## BEGIN EXTRACTED INFORMATION
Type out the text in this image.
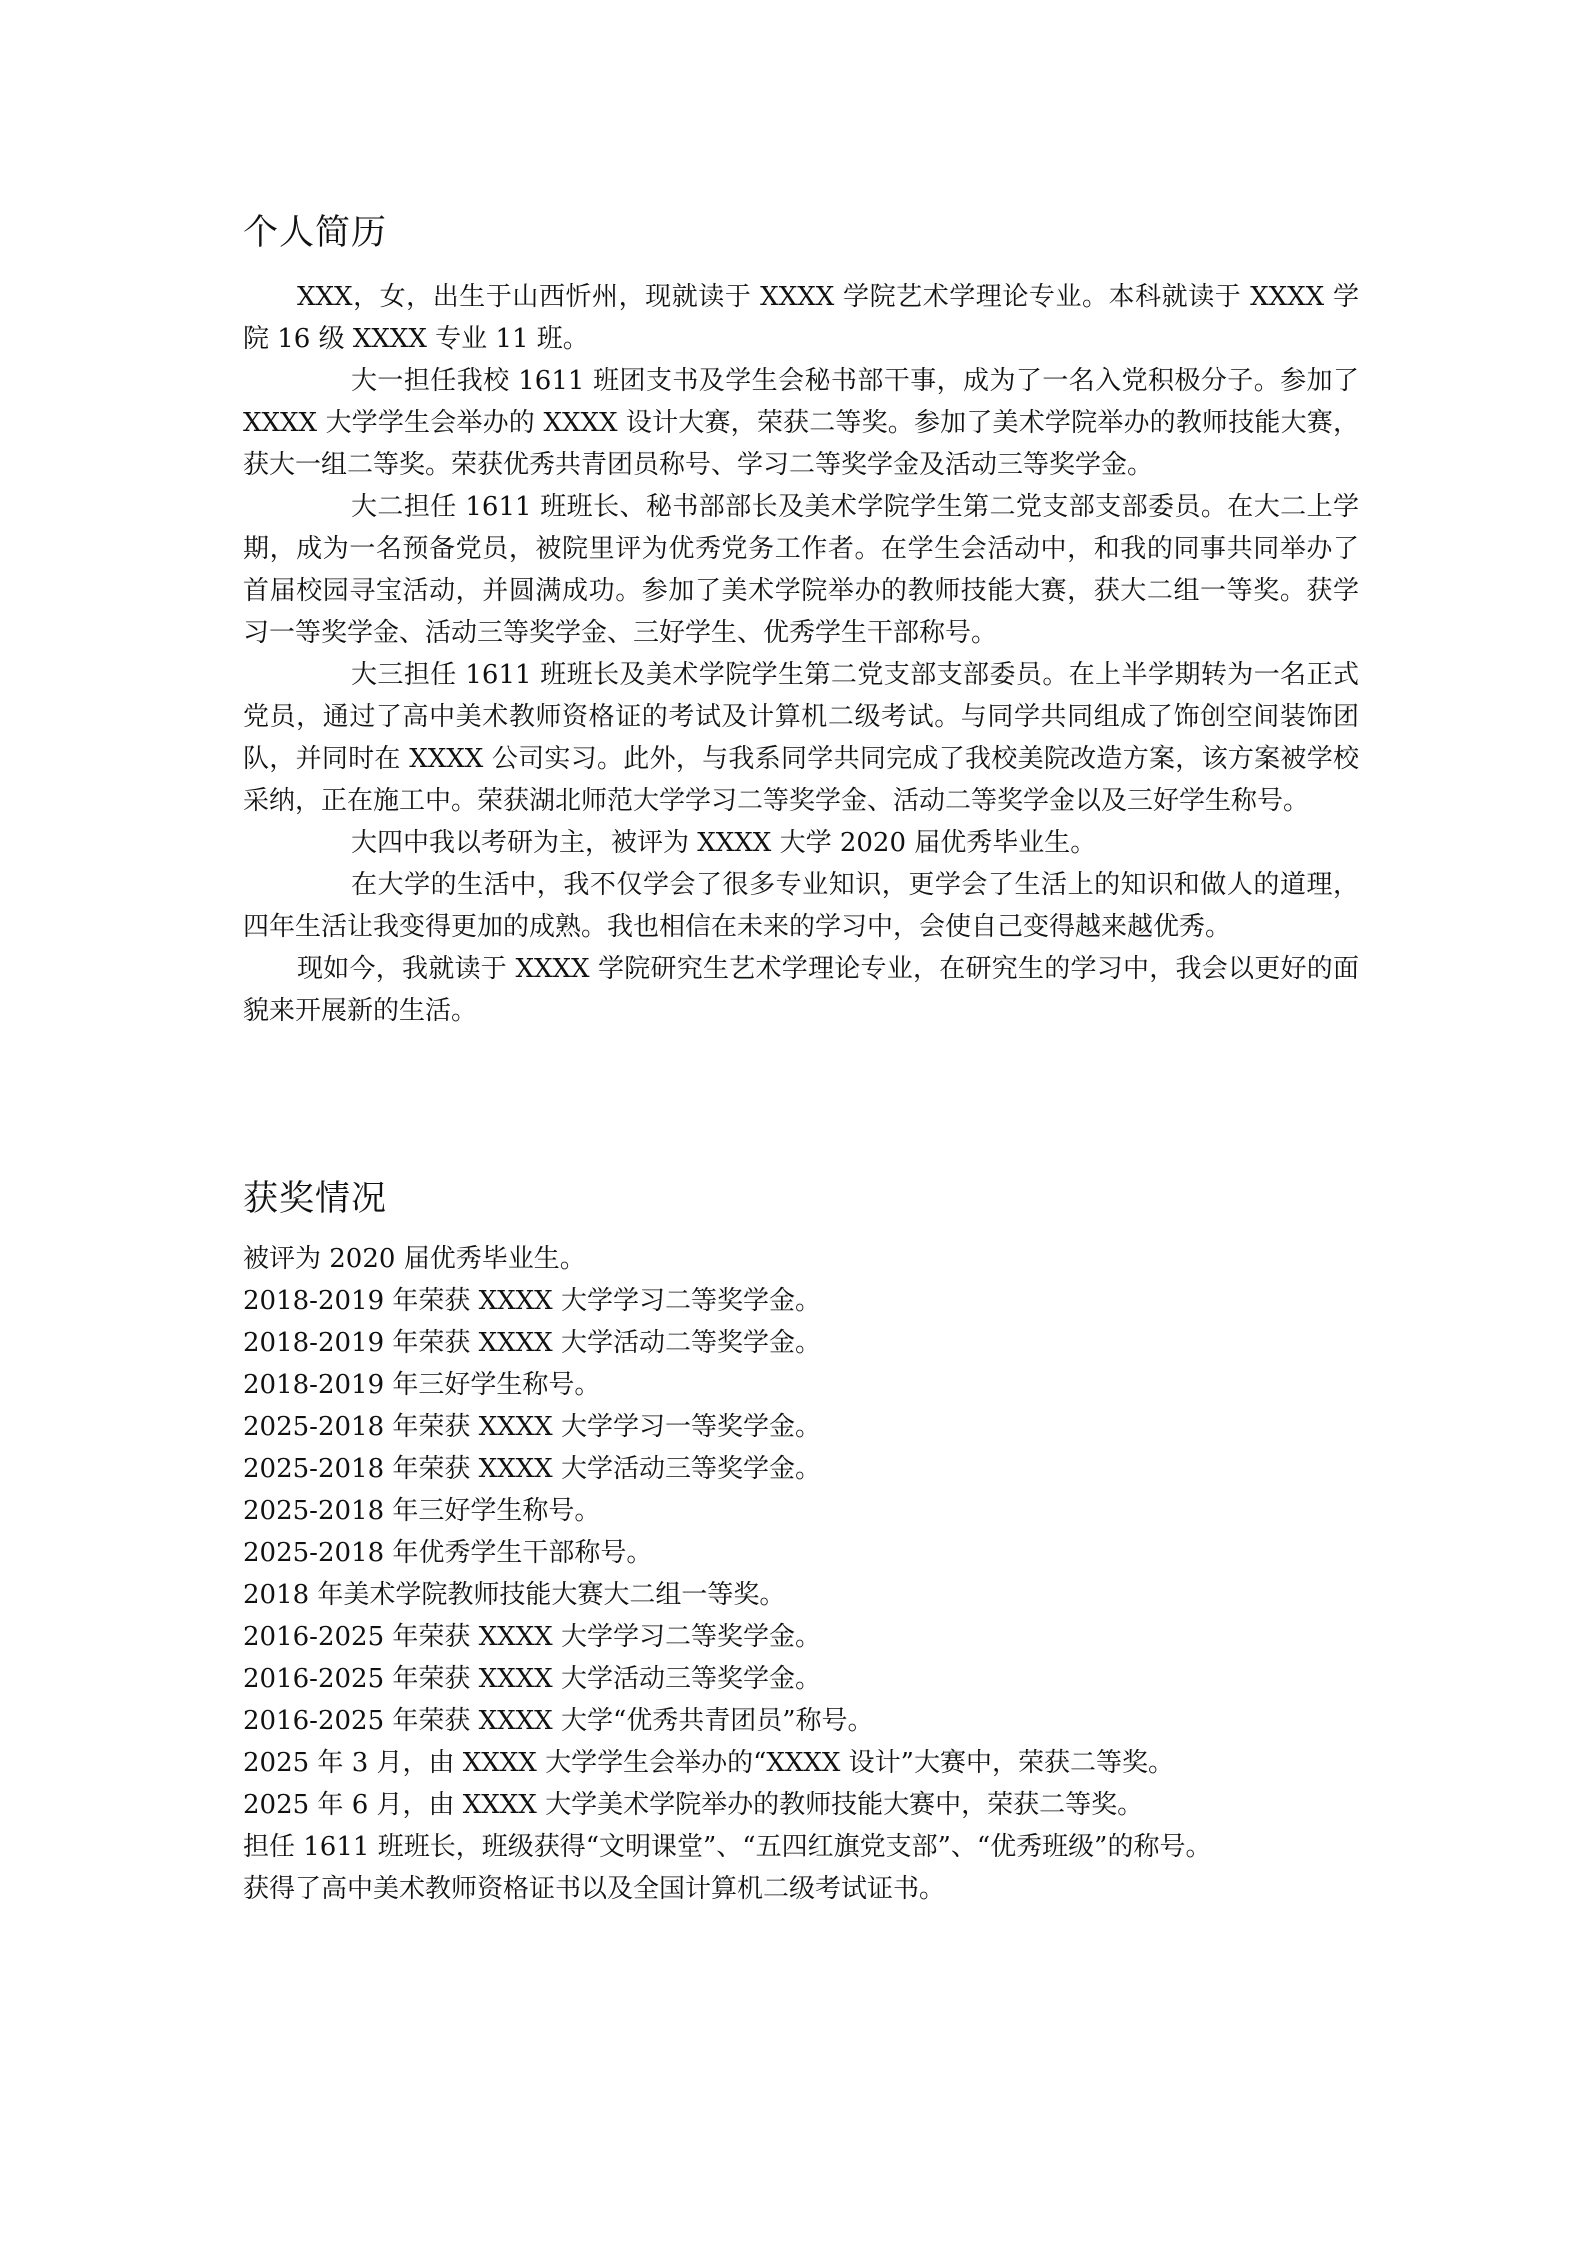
个人简历

XXX，女，出生于山西忻州，现就读于 XXXX 学院艺术学理论专业。本科就读于 XXXX 学院 16 级 XXXX 专业 11 班。

大一担任我校 1611 班团支书及学生会秘书部干事，成为了一名入党积极分子。参加了 XXXX 大学学生会举办的 XXXX 设计大赛，荣获二等奖。参加了美术学院举办的教师技能大赛，获大一组二等奖。荣获优秀共青团员称号、学习二等奖学金及活动三等奖学金。

大二担任 1611 班班长、秘书部部长及美术学院学生第二党支部支部委员。在大二上学期，成为一名预备党员，被院里评为优秀党务工作者。在学生会活动中，和我的同事共同举办了首届校园寻宝活动，并圆满成功。参加了美术学院举办的教师技能大赛，获大二组一等奖。获学习一等奖学金、活动三等奖学金、三好学生、优秀学生干部称号。

大三担任 1611 班班长及美术学院学生第二党支部支部委员。在上半学期转为一名正式党员，通过了高中美术教师资格证的考试及计算机二级考试。与同学共同组成了饰创空间装饰团队，并同时在 XXXX 公司实习。此外，与我系同学共同完成了我校美院改造方案，该方案被学校采纳，正在施工中。荣获湖北师范大学学习二等奖学金、活动二等奖学金以及三好学生称号。

大四中我以考研为主，被评为 XXXX 大学 2020 届优秀毕业生。

在大学的生活中，我不仅学会了很多专业知识，更学会了生活上的知识和做人的道理，四年生活让我变得更加的成熟。我也相信在未来的学习中，会使自己变得越来越优秀。

现如今，我就读于 XXXX 学院研究生艺术学理论专业，在研究生的学习中，我会以更好的面貌来开展新的生活。

获奖情况
被评为 2020 届优秀毕业生。
2018-2019 年荣获 XXXX 大学学习二等奖学金。
2018-2019 年荣获 XXXX 大学活动二等奖学金。
2018-2019 年三好学生称号。
2025-2018 年荣获 XXXX 大学学习一等奖学金。
2025-2018 年荣获 XXXX 大学活动三等奖学金。
2025-2018 年三好学生称号。
2025-2018 年优秀学生干部称号。
2018 年美术学院教师技能大赛大二组一等奖。
2016-2025 年荣获 XXXX 大学学习二等奖学金。
2016-2025 年荣获 XXXX 大学活动三等奖学金。
2016-2025 年荣获 XXXX 大学“优秀共青团员”称号。
2025 年 3 月，由 XXXX 大学学生会举办的“XXXX 设计”大赛中，荣获二等奖。
2025 年 6 月，由 XXXX 大学美术学院举办的教师技能大赛中，荣获二等奖。
担任 1611 班班长，班级获得“文明课堂”、“五四红旗党支部”、“优秀班级”的称号。
获得了高中美术教师资格证书以及全国计算机二级考试证书。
## END EXTRACTED INFORMATION
▶ WHAT TO WORK ON
Give the data again exactly as written, with all pictures left out.

▶ ANSWER TO THIS PROBLEM
Type out the text in this image.
个人简历

XXX，女，出生于山西忻州，现就读于 XXXX 学院艺术学理论专业。本科就读于 XXXX 学院 16 级 XXXX 专业 11 班。

大一担任我校 1611 班团支书及学生会秘书部干事，成为了一名入党积极分子。参加了 XXXX 大学学生会举办的 XXXX 设计大赛，荣获二等奖。参加了美术学院举办的教师技能大赛，获大一组二等奖。荣获优秀共青团员称号、学习二等奖学金及活动三等奖学金。

大二担任 1611 班班长、秘书部部长及美术学院学生第二党支部支部委员。在大二上学期，成为一名预备党员，被院里评为优秀党务工作者。在学生会活动中，和我的同事共同举办了首届校园寻宝活动，并圆满成功。参加了美术学院举办的教师技能大赛，获大二组一等奖。获学习一等奖学金、活动三等奖学金、三好学生、优秀学生干部称号。

大三担任 1611 班班长及美术学院学生第二党支部支部委员。在上半学期转为一名正式党员，通过了高中美术教师资格证的考试及计算机二级考试。与同学共同组成了饰创空间装饰团队，并同时在 XXXX 公司实习。此外，与我系同学共同完成了我校美院改造方案，该方案被学校采纳，正在施工中。荣获湖北师范大学学习二等奖学金、活动二等奖学金以及三好学生称号。

大四中我以考研为主，被评为 XXXX 大学 2020 届优秀毕业生。

在大学的生活中，我不仅学会了很多专业知识，更学会了生活上的知识和做人的道理，四年生活让我变得更加的成熟。我也相信在未来的学习中，会使自己变得越来越优秀。

现如今，我就读于 XXXX 学院研究生艺术学理论专业，在研究生的学习中，我会以更好的面貌来开展新的生活。

获奖情况
被评为 2020 届优秀毕业生。
2018-2019 年荣获 XXXX 大学学习二等奖学金。
2018-2019 年荣获 XXXX 大学活动二等奖学金。
2018-2019 年三好学生称号。
2025-2018 年荣获 XXXX 大学学习一等奖学金。
2025-2018 年荣获 XXXX 大学活动三等奖学金。
2025-2018 年三好学生称号。
2025-2018 年优秀学生干部称号。
2018 年美术学院教师技能大赛大二组一等奖。
2016-2025 年荣获 XXXX 大学学习二等奖学金。
2016-2025 年荣获 XXXX 大学活动三等奖学金。
2016-2025 年荣获 XXXX 大学“优秀共青团员”称号。
2025 年 3 月，由 XXXX 大学学生会举办的“XXXX 设计”大赛中，荣获二等奖。
2025 年 6 月，由 XXXX 大学美术学院举办的教师技能大赛中，荣获二等奖。
担任 1611 班班长，班级获得“文明课堂”、“五四红旗党支部”、“优秀班级”的称号。
获得了高中美术教师资格证书以及全国计算机二级考试证书。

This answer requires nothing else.